== Prompt ==
Keep only the lines that hold the string "未濟에서", filtering out the rest of the entries below.
* BEGIN Record excerpts *
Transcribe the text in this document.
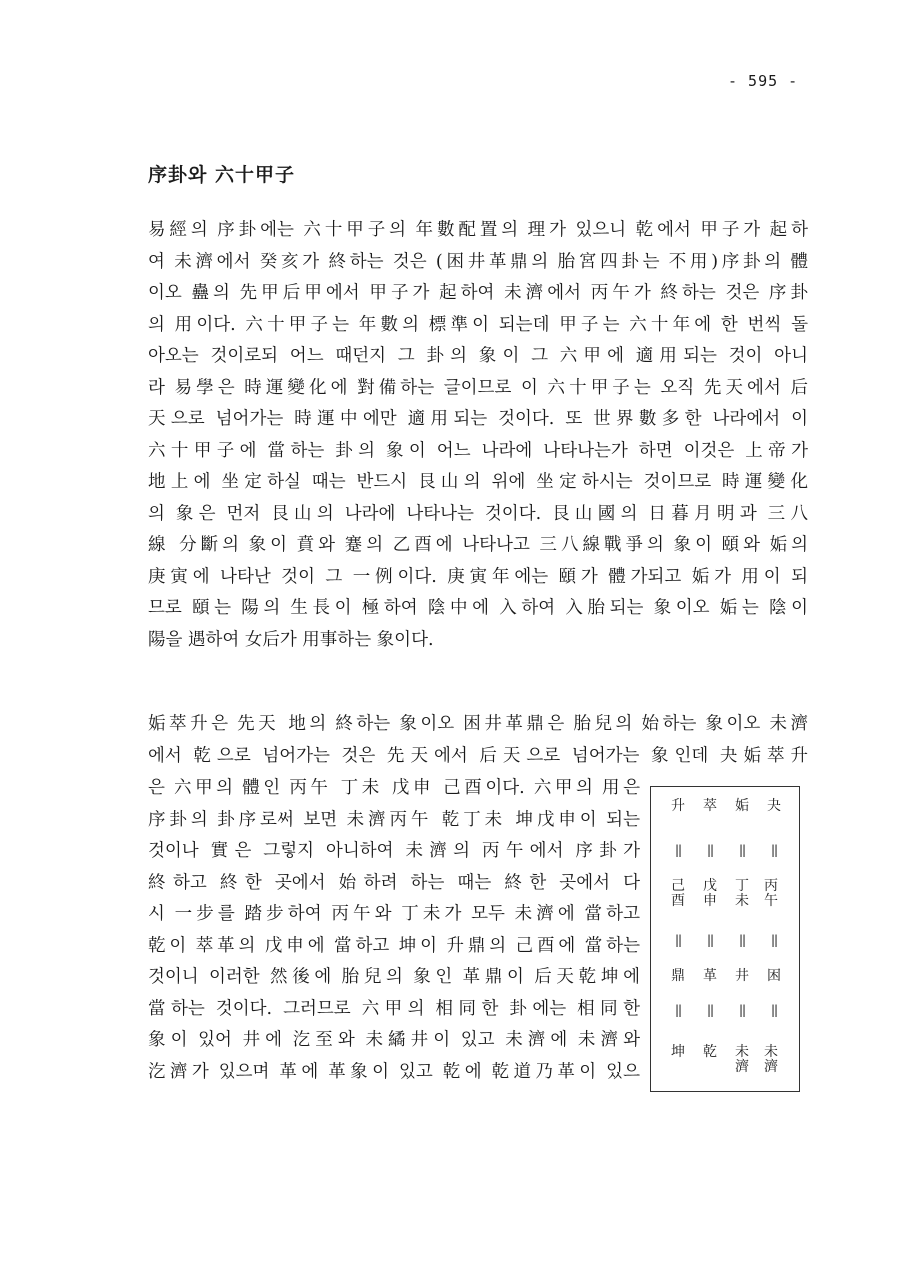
- 595 -
序卦와 六十甲子
易經의 序卦에는 六十甲子의 年數配置의 理가 있으니 乾에서 甲子가 起하
여 未濟에서 癸亥가 終하는 것은 (困井革鼎의 胎宮四卦는 不用)序卦의 體
이오 蠱의 先甲后甲에서 甲子가 起하여 未濟에서 丙午가 終하는 것은 序卦
의 用이다. 六十甲子는 年數의 標準이 되는데 甲子는 六十年에 한 번씩 돌
아오는 것이로되 어느 때던지 그 卦의 象이 그 六甲에 適用되는 것이 아니
라 易學은 時運變化에 對備하는 글이므로 이 六十甲子는 오직 先天에서 后
天으로 넘어가는 時運中에만 適用되는 것이다. 또 世界數多한 나라에서 이
六十甲子에 當하는 卦의 象이 어느 나라에 나타나는가 하면 이것은 上帝가
地上에 坐定하실 때는 반드시 艮山의 위에 坐定하시는 것이므로 時運變化
의 象은 먼저 艮山의 나라에 나타나는 것이다. 艮山國의 日暮月明과 三八
線 分斷의 象이 賁와 蹇의 乙酉에 나타나고 三八線戰爭의 象이 頤와 姤의
庚寅에 나타난 것이 그 一例이다. 庚寅年에는 頤가 體가되고 姤가 用이 되
므로 頤는 陽의 生長이 極하여 陰中에 入하여 入胎되는 象이오 姤는 陰이
陽을 遇하여 女后가 用事하는 象이다.
姤萃升은 先天 地의 終하는 象이오 困井革鼎은 胎兒의 始하는 象이오 未濟
에서 乾으로 넘어가는 것은 先天에서 后天으로 넘어가는 象인데 夬姤萃升
은 六甲의 體인 丙午 丁未 戊申 己酉이다. 六甲의 用은
序卦의 卦序로써 보면 未濟丙午 乾丁未 坤戊申이 되는
것이나 實은 그렇지 아니하여 未濟의 丙午에서 序卦가
終하고 終한 곳에서 始하려 하는 때는 終한 곳에서 다
시 一步를 踏步하여 丙午와 丁未가 모두 未濟에 當하고
乾이 萃革의 戊申에 當하고 坤이 升鼎의 己酉에 當하는
것이니 이러한 然後에 胎兒의 象인 革鼎이 后天乾坤에
當하는 것이다. 그러므로 六甲의 相同한 卦에는 相同한
象이 있어 井에 汔至와 未繘井이 있고 未濟에 未濟와
汔濟가 있으며 革에 革象이 있고 乾에 乾道乃革이 있으
夬
姤
萃
升
||
||
||
||
丙午
丁未
戊申
己酉
||
||
||
||
困
井
革
鼎
||
||
||
||
未濟
未濟
乾
坤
* END Record excerpts *
== Answer to the problem ==
여 未濟에서 癸亥가 終하는 것은 (困井革鼎의 胎宮四卦는 不用)序卦의 體
이오 蠱의 先甲后甲에서 甲子가 起하여 未濟에서 丙午가 終하는 것은 序卦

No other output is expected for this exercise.